**Data provided**
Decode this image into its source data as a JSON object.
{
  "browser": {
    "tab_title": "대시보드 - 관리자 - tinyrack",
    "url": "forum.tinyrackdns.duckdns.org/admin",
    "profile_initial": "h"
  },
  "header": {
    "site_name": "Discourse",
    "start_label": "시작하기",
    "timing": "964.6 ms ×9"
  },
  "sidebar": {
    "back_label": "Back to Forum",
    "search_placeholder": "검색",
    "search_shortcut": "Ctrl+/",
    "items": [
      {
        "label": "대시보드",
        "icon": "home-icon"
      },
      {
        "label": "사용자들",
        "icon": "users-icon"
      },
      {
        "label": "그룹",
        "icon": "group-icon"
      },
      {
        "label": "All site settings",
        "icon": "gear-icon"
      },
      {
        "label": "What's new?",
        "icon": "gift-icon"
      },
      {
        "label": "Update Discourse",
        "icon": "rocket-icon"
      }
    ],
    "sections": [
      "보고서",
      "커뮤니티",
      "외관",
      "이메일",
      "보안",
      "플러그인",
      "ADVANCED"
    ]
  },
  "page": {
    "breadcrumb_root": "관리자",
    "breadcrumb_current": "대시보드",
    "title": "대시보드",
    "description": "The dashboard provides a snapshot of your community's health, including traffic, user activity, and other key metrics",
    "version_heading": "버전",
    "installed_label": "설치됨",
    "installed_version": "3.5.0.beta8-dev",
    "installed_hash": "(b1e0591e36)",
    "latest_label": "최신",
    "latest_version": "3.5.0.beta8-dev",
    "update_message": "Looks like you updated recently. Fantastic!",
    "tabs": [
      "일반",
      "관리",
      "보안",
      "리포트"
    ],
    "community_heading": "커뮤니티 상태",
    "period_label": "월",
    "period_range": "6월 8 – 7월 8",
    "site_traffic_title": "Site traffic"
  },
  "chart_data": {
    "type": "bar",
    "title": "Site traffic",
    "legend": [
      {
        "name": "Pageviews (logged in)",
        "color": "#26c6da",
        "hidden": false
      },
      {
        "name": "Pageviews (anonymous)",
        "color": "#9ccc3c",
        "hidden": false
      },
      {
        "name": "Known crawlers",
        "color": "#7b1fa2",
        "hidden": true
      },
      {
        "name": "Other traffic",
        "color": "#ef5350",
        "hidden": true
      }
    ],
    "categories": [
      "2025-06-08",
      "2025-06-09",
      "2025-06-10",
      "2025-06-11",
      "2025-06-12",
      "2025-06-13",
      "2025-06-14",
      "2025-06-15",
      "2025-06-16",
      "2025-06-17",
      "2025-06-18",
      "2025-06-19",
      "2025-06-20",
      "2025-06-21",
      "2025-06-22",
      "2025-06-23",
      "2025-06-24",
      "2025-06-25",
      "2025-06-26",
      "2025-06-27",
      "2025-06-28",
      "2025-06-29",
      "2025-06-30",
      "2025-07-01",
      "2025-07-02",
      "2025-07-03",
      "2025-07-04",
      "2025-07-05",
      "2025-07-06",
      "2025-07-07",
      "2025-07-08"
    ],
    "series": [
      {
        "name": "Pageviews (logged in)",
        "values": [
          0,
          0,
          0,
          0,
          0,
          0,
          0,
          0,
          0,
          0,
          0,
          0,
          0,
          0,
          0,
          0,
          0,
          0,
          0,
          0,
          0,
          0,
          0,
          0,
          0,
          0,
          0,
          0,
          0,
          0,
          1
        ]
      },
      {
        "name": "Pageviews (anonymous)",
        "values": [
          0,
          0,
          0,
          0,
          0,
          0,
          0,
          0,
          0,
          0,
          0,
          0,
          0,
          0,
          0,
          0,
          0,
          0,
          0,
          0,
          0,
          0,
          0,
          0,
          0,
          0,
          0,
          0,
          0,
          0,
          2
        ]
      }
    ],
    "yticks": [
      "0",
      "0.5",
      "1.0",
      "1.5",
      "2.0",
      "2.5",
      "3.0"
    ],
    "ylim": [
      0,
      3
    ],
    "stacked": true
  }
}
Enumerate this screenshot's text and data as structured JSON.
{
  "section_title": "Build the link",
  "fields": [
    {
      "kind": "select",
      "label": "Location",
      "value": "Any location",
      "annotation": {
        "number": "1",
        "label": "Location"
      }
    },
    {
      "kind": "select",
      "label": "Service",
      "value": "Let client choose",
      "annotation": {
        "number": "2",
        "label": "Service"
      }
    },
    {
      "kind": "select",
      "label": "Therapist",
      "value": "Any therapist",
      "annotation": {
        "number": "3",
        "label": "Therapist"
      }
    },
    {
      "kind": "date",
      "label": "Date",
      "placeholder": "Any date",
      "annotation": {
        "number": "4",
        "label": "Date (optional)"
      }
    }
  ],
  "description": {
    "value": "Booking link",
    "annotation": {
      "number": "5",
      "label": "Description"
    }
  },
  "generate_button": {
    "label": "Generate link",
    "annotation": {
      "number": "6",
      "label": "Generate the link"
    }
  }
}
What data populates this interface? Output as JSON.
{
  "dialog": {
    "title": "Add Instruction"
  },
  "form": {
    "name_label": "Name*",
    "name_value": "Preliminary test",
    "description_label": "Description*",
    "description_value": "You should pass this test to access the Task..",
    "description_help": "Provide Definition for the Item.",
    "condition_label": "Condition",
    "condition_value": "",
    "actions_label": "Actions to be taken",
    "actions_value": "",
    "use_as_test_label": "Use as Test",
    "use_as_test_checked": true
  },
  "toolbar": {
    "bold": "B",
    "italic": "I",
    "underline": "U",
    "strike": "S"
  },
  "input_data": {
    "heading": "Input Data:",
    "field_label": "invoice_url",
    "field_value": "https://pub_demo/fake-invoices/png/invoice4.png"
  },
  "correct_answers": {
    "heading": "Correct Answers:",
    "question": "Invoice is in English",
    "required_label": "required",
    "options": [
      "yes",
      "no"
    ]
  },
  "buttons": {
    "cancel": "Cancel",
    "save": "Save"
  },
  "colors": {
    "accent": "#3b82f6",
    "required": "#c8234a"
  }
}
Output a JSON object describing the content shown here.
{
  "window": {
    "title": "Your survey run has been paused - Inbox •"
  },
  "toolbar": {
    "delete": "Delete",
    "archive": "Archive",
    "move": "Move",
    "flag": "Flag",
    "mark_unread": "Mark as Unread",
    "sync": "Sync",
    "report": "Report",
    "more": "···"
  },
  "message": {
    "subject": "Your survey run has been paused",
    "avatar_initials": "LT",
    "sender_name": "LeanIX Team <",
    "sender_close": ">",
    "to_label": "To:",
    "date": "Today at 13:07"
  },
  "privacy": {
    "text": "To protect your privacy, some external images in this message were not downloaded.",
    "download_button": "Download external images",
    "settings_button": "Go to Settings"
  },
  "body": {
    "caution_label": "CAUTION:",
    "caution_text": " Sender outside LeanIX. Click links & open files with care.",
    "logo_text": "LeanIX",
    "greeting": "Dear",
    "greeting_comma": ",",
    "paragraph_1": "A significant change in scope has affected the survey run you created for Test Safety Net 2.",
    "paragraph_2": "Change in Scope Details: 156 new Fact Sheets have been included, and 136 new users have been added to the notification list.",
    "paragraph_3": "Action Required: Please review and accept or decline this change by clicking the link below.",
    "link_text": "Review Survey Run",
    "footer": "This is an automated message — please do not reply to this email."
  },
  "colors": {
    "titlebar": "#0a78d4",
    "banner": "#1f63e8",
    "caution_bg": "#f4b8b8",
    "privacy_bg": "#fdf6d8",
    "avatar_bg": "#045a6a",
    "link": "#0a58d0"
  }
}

**Direction**
Return the material exactly as it stands.

**Answer to this problem**
Decode this image into its source data as a JSON object.
{
  "browser": {
    "tab_title": "대시보드 - 관리자 - tinyrack",
    "url": "forum.tinyrackdns.duckdns.org/admin",
    "profile_initial": "h"
  },
  "header": {
    "site_name": "Discourse",
    "start_label": "시작하기",
    "timing": "964.6 ms ×9"
  },
  "sidebar": {
    "back_label": "Back to Forum",
    "search_placeholder": "검색",
    "search_shortcut": "Ctrl+/",
    "items": [
      {
        "label": "대시보드",
        "icon": "home-icon"
      },
      {
        "label": "사용자들",
        "icon": "users-icon"
      },
      {
        "label": "그룹",
        "icon": "group-icon"
      },
      {
        "label": "All site settings",
        "icon": "gear-icon"
      },
      {
        "label": "What's new?",
        "icon": "gift-icon"
      },
      {
        "label": "Update Discourse",
        "icon": "rocket-icon"
      }
    ],
    "sections": [
      "보고서",
      "커뮤니티",
      "외관",
      "이메일",
      "보안",
      "플러그인",
      "ADVANCED"
    ]
  },
  "page": {
    "breadcrumb_root": "관리자",
    "breadcrumb_current": "대시보드",
    "title": "대시보드",
    "description": "The dashboard provides a snapshot of your community's health, including traffic, user activity, and other key metrics",
    "version_heading": "버전",
    "installed_label": "설치됨",
    "installed_version": "3.5.0.beta8-dev",
    "installed_hash": "(b1e0591e36)",
    "latest_label": "최신",
    "latest_version": "3.5.0.beta8-dev",
    "update_message": "Looks like you updated recently. Fantastic!",
    "tabs": [
      "일반",
      "관리",
      "보안",
      "리포트"
    ],
    "community_heading": "커뮤니티 상태",
    "period_label": "월",
    "period_range": "6월 8 – 7월 8",
    "site_traffic_title": "Site traffic"
  },
  "chart_data": {
    "type": "bar",
    "title": "Site traffic",
    "legend": [
      {
        "name": "Pageviews (logged in)",
        "color": "#26c6da",
        "hidden": false
      },
      {
        "name": "Pageviews (anonymous)",
        "color": "#9ccc3c",
        "hidden": false
      },
      {
        "name": "Known crawlers",
        "color": "#7b1fa2",
        "hidden": true
      },
      {
        "name": "Other traffic",
        "color": "#ef5350",
        "hidden": true
      }
    ],
    "categories": [
      "2025-06-08",
      "2025-06-09",
      "2025-06-10",
      "2025-06-11",
      "2025-06-12",
      "2025-06-13",
      "2025-06-14",
      "2025-06-15",
      "2025-06-16",
      "2025-06-17",
      "2025-06-18",
      "2025-06-19",
      "2025-06-20",
      "2025-06-21",
      "2025-06-22",
      "2025-06-23",
      "2025-06-24",
      "2025-06-25",
      "2025-06-26",
      "2025-06-27",
      "2025-06-28",
      "2025-06-29",
      "2025-06-30",
      "2025-07-01",
      "2025-07-02",
      "2025-07-03",
      "2025-07-04",
      "2025-07-05",
      "2025-07-06",
      "2025-07-07",
      "2025-07-08"
    ],
    "series": [
      {
        "name": "Pageviews (logged in)",
        "values": [
          0,
          0,
          0,
          0,
          0,
          0,
          0,
          0,
          0,
          0,
          0,
          0,
          0,
          0,
          0,
          0,
          0,
          0,
          0,
          0,
          0,
          0,
          0,
          0,
          0,
          0,
          0,
          0,
          0,
          0,
          1
        ]
      },
      {
        "name": "Pageviews (anonymous)",
        "values": [
          0,
          0,
          0,
          0,
          0,
          0,
          0,
          0,
          0,
          0,
          0,
          0,
          0,
          0,
          0,
          0,
          0,
          0,
          0,
          0,
          0,
          0,
          0,
          0,
          0,
          0,
          0,
          0,
          0,
          0,
          2
        ]
      }
    ],
    "yticks": [
      "0",
      "0.5",
      "1.0",
      "1.5",
      "2.0",
      "2.5",
      "3.0"
    ],
    "ylim": [
      0,
      3
    ],
    "stacked": true
  }
}
Enumerate this screenshot's text and data as structured JSON.
{
  "section_title": "Build the link",
  "fields": [
    {
      "kind": "select",
      "label": "Location",
      "value": "Any location",
      "annotation": {
        "number": "1",
        "label": "Location"
      }
    },
    {
      "kind": "select",
      "label": "Service",
      "value": "Let client choose",
      "annotation": {
        "number": "2",
        "label": "Service"
      }
    },
    {
      "kind": "select",
      "label": "Therapist",
      "value": "Any therapist",
      "annotation": {
        "number": "3",
        "label": "Therapist"
      }
    },
    {
      "kind": "date",
      "label": "Date",
      "placeholder": "Any date",
      "annotation": {
        "number": "4",
        "label": "Date (optional)"
      }
    }
  ],
  "description": {
    "value": "Booking link",
    "annotation": {
      "number": "5",
      "label": "Description"
    }
  },
  "generate_button": {
    "label": "Generate link",
    "annotation": {
      "number": "6",
      "label": "Generate the link"
    }
  }
}
What data populates this interface? Output as JSON.
{
  "dialog": {
    "title": "Add Instruction"
  },
  "form": {
    "name_label": "Name*",
    "name_value": "Preliminary test",
    "description_label": "Description*",
    "description_value": "You should pass this test to access the Task..",
    "description_help": "Provide Definition for the Item.",
    "condition_label": "Condition",
    "condition_value": "",
    "actions_label": "Actions to be taken",
    "actions_value": "",
    "use_as_test_label": "Use as Test",
    "use_as_test_checked": true
  },
  "toolbar": {
    "bold": "B",
    "italic": "I",
    "underline": "U",
    "strike": "S"
  },
  "input_data": {
    "heading": "Input Data:",
    "field_label": "invoice_url",
    "field_value": "https://pub_demo/fake-invoices/png/invoice4.png"
  },
  "correct_answers": {
    "heading": "Correct Answers:",
    "question": "Invoice is in English",
    "required_label": "required",
    "options": [
      "yes",
      "no"
    ]
  },
  "buttons": {
    "cancel": "Cancel",
    "save": "Save"
  },
  "colors": {
    "accent": "#3b82f6",
    "required": "#c8234a"
  }
}
Output a JSON object describing the content shown here.
{
  "window": {
    "title": "Your survey run has been paused - Inbox •"
  },
  "toolbar": {
    "delete": "Delete",
    "archive": "Archive",
    "move": "Move",
    "flag": "Flag",
    "mark_unread": "Mark as Unread",
    "sync": "Sync",
    "report": "Report",
    "more": "···"
  },
  "message": {
    "subject": "Your survey run has been paused",
    "avatar_initials": "LT",
    "sender_name": "LeanIX Team <",
    "sender_close": ">",
    "to_label": "To:",
    "date": "Today at 13:07"
  },
  "privacy": {
    "text": "To protect your privacy, some external images in this message were not downloaded.",
    "download_button": "Download external images",
    "settings_button": "Go to Settings"
  },
  "body": {
    "caution_label": "CAUTION:",
    "caution_text": " Sender outside LeanIX. Click links & open files with care.",
    "logo_text": "LeanIX",
    "greeting": "Dear",
    "greeting_comma": ",",
    "paragraph_1": "A significant change in scope has affected the survey run you created for Test Safety Net 2.",
    "paragraph_2": "Change in Scope Details: 156 new Fact Sheets have been included, and 136 new users have been added to the notification list.",
    "paragraph_3": "Action Required: Please review and accept or decline this change by clicking the link below.",
    "link_text": "Review Survey Run",
    "footer": "This is an automated message — please do not reply to this email."
  },
  "colors": {
    "titlebar": "#0a78d4",
    "banner": "#1f63e8",
    "caution_bg": "#f4b8b8",
    "privacy_bg": "#fdf6d8",
    "avatar_bg": "#045a6a",
    "link": "#0a58d0"
  }
}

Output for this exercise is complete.